Kekakuan ini dapat berlanjut terus sampai akhirnya ia memutuskan bahwa dirinya tidak dapat bersalah. Sampai tingkat ini, ia telah mempersamakan diri dengan Allah. Pada saat seperti itu, Tuhan akan tidak senang dan membiarkan ia mati saja. Maka orang itu mati. Orang muda tidak terlalu berani mengatakan dia yang benar, tetapi semakin tua ia akan semakin kaku juga, dan pada saat tua sekali ia mulai memutlakkan diri seperti orang tua sebelumnya, maka ia pun mati. Sehingga di dalam alam semesta tetap hanya ada Satu Allah yang memang mutlak dan kekal.

Mungkin sekali Saudara dapat juga masuk kedalam jerat seperti itu. Manusia dapat terus memproses dirinya masuk ke dalam kekakuan, sehingga akhirnya ia tidak lagi mempunyai lubang keterbukaan terhadap keterbatasan rasio. Saudara menjadi tertutup, tidak lagi mau menerima nasihat, tidak mau mengakui kalau diri Saudara mungkin salah, maka Saudara telah berperan bagaikan allah kecil yang palsu dan sangat berbahaya. Oleh karena itu jangan sekali-kali memutlakkan rasio. Sebelum seseorang mengembalikan rasio kepada kebenaran, ia akan selalu menganggap dirinyalah kebenaran itu.

----------

TUJUAN:
Ubah kalimat berikut dari teks bacaan di atas ke dalam bahasa Inggris: "Sebelum seseorang mengembalikan rasio kepada kebenaran, ia akan selalu menganggap dirinyalah kebenaran itu."

----------

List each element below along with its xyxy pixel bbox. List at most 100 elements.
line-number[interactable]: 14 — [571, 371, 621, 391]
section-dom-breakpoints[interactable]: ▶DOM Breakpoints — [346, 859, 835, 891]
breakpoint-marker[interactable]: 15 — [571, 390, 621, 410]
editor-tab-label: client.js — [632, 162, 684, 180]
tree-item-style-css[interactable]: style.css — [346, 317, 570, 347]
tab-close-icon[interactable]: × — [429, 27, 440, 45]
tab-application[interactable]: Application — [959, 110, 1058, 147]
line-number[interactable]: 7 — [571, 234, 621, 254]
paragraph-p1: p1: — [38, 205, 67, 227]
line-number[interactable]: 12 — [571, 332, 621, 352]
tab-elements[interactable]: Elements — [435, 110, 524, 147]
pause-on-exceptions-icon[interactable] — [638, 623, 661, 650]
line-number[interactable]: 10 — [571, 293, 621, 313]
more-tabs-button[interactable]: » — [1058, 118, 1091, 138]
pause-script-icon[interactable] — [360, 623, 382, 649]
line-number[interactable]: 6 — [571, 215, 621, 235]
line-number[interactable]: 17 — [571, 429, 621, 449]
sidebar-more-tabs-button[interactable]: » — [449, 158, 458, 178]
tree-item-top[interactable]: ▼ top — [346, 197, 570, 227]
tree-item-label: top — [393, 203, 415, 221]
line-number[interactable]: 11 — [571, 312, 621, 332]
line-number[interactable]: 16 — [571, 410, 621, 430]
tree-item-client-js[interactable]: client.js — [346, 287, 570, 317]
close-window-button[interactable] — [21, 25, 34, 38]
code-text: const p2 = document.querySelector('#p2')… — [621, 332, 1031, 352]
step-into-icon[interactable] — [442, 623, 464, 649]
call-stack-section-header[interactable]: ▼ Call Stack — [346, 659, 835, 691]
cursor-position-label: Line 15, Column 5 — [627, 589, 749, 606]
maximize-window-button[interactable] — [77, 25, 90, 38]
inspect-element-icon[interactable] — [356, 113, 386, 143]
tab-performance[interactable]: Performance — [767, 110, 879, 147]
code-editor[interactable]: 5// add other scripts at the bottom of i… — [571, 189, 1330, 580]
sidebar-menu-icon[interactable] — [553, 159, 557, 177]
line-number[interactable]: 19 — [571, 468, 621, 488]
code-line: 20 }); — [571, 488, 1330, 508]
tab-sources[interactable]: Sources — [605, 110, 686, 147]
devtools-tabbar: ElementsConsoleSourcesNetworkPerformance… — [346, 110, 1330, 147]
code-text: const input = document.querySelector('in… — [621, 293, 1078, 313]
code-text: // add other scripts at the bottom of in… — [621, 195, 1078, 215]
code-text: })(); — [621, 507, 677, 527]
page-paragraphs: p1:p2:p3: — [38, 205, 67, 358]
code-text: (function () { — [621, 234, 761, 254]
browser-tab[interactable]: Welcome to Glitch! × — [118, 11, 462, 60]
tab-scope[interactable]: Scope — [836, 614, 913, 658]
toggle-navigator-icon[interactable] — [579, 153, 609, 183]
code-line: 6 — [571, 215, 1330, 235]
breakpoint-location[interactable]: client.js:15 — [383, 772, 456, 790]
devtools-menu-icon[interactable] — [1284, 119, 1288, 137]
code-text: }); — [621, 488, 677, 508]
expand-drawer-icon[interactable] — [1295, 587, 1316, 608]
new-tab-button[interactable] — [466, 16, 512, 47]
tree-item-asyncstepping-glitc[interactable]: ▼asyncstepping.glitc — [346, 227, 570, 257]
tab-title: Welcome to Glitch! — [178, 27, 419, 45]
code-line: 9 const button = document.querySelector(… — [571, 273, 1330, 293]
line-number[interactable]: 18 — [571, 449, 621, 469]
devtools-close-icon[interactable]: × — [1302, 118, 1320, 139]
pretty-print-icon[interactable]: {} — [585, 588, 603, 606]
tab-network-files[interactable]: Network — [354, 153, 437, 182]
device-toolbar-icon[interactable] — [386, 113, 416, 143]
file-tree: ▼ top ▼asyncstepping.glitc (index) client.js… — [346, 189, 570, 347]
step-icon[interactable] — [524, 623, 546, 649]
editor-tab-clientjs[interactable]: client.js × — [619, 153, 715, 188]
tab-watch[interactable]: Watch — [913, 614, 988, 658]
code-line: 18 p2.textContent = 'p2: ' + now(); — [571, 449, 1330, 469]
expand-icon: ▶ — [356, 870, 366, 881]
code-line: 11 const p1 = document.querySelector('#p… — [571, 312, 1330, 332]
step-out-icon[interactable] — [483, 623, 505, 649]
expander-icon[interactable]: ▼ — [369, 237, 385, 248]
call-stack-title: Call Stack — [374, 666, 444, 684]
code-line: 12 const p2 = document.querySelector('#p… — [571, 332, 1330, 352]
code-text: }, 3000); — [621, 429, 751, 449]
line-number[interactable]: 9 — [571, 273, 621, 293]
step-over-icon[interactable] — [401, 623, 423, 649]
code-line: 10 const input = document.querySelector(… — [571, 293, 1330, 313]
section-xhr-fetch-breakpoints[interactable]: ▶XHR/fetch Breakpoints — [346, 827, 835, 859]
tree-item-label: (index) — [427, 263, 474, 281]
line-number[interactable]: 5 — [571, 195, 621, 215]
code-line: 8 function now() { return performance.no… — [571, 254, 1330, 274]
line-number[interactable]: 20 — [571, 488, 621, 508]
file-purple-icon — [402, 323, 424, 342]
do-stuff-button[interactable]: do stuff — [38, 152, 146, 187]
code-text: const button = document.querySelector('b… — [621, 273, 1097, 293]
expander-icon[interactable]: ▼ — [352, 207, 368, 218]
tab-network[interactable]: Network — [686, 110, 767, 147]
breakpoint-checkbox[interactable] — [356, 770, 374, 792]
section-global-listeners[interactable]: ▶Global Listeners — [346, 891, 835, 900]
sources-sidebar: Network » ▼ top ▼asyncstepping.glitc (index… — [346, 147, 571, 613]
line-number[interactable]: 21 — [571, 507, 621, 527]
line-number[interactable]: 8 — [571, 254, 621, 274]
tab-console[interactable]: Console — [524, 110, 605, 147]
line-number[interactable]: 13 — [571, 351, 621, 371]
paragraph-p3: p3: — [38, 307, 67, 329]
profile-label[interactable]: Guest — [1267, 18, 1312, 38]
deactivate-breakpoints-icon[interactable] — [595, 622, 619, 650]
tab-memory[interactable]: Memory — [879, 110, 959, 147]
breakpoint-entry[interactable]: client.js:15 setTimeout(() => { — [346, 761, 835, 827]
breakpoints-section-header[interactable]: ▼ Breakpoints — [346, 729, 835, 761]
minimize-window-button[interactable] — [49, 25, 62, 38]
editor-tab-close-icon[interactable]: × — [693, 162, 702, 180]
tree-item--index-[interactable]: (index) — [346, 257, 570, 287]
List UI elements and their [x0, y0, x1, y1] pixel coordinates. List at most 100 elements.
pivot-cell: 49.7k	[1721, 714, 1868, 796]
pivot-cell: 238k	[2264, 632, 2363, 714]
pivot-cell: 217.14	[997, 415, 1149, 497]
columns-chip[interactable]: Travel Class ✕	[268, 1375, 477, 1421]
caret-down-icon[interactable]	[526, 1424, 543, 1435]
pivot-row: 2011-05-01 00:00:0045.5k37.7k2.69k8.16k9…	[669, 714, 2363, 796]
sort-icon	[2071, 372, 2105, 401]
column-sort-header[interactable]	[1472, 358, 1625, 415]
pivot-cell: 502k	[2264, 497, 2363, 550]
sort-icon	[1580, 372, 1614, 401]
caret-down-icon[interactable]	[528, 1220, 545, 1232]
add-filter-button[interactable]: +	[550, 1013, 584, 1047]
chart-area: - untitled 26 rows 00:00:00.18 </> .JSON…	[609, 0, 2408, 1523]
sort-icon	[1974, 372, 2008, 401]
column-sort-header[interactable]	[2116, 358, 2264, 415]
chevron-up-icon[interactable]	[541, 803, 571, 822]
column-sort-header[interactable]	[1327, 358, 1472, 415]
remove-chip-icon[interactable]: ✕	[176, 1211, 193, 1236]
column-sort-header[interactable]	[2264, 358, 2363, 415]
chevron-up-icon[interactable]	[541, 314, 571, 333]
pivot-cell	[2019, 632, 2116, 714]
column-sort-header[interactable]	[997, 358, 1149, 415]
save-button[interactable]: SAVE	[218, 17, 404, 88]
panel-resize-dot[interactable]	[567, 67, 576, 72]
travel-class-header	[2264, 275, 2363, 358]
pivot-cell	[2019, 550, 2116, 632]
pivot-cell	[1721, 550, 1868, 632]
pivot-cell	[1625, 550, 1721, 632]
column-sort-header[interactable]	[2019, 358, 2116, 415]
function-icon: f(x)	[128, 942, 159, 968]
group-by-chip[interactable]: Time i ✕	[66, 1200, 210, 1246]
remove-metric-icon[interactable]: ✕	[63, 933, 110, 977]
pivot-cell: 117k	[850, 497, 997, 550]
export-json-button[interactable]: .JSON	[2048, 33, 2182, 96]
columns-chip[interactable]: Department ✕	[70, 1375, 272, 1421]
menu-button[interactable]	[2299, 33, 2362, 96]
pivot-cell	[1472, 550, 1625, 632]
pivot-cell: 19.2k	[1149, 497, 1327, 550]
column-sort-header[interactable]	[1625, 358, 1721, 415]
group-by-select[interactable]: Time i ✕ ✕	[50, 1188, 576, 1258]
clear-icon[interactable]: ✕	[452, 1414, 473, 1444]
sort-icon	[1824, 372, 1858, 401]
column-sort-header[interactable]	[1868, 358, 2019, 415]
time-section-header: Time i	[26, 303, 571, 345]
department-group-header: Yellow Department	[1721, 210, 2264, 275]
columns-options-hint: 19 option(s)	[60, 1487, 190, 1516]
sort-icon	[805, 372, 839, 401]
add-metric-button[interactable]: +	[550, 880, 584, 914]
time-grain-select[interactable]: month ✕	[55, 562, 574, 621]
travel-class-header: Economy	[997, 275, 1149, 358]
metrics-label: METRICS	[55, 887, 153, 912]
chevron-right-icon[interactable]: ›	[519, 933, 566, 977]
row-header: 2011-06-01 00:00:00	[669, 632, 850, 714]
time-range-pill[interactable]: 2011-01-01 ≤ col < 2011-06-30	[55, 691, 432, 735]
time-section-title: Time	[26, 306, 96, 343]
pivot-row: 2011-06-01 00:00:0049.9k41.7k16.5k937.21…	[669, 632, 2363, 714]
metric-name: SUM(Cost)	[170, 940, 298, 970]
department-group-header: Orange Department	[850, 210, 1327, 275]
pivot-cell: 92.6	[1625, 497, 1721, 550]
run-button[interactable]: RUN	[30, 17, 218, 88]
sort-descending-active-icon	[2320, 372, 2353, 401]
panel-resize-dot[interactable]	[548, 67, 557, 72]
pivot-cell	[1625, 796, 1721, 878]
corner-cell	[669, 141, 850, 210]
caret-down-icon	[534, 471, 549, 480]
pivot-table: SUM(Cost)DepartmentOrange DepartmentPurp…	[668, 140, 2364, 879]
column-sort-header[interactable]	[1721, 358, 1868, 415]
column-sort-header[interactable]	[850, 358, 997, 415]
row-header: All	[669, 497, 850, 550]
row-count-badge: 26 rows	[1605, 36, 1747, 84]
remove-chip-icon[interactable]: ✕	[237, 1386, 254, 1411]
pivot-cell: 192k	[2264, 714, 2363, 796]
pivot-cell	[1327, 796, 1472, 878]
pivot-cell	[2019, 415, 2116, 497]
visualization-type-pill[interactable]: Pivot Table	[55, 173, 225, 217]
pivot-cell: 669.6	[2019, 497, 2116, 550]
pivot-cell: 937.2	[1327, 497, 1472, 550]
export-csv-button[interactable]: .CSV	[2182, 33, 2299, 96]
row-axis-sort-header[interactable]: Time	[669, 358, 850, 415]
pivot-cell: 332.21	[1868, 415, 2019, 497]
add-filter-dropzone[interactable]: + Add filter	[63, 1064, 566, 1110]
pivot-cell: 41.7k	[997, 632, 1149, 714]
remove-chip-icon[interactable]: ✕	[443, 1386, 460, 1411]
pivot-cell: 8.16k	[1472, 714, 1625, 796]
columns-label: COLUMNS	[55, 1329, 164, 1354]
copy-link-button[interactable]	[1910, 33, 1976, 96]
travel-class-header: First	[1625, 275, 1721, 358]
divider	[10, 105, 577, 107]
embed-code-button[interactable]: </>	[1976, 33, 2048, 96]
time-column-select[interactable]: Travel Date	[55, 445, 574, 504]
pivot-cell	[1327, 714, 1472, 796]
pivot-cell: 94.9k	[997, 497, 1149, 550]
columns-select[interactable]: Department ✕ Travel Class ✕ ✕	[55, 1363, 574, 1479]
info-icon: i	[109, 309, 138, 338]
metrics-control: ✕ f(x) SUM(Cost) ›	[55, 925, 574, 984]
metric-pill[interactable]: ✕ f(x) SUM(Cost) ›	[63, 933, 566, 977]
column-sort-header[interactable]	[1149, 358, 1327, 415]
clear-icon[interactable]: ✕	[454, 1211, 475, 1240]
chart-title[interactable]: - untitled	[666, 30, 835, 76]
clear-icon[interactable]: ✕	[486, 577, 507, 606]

----------

HASIL LATIHAN:
Until a person returns reason to the truth, they will always regard themselves as that truth.